Write out, precisely and in full, each line of the material.
Start of Records for processing
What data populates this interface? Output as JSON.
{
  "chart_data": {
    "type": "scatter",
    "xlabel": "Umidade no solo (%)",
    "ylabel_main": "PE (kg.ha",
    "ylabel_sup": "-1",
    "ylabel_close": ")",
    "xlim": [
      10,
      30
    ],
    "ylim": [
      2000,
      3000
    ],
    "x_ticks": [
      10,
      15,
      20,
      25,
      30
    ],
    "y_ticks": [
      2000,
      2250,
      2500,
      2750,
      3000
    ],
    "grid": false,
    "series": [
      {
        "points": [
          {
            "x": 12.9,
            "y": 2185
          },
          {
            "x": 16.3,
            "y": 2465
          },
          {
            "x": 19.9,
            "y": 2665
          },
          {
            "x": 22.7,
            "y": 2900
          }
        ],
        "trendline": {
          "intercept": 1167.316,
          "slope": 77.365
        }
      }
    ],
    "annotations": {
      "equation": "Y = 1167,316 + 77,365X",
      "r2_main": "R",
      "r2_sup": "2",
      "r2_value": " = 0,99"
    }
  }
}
End of Records for processing
* [Reply to the exercise]
What data populates this interface? Output as JSON.
{
  "chart_data": {
    "type": "scatter",
    "xlabel": "Umidade no solo (%)",
    "ylabel_main": "PE (kg.ha",
    "ylabel_sup": "-1",
    "ylabel_close": ")",
    "xlim": [
      10,
      30
    ],
    "ylim": [
      2000,
      3000
    ],
    "x_ticks": [
      10,
      15,
      20,
      25,
      30
    ],
    "y_ticks": [
      2000,
      2250,
      2500,
      2750,
      3000
    ],
    "grid": false,
    "series": [
      {
        "points": [
          {
            "x": 12.9,
            "y": 2185
          },
          {
            "x": 16.3,
            "y": 2465
          },
          {
            "x": 19.9,
            "y": 2665
          },
          {
            "x": 22.7,
            "y": 2900
          }
        ],
        "trendline": {
          "intercept": 1167.316,
          "slope": 77.365
        }
      }
    ],
    "annotations": {
      "equation": "Y = 1167,316 + 77,365X",
      "r2_main": "R",
      "r2_sup": "2",
      "r2_value": " = 0,99"
    }
  }
}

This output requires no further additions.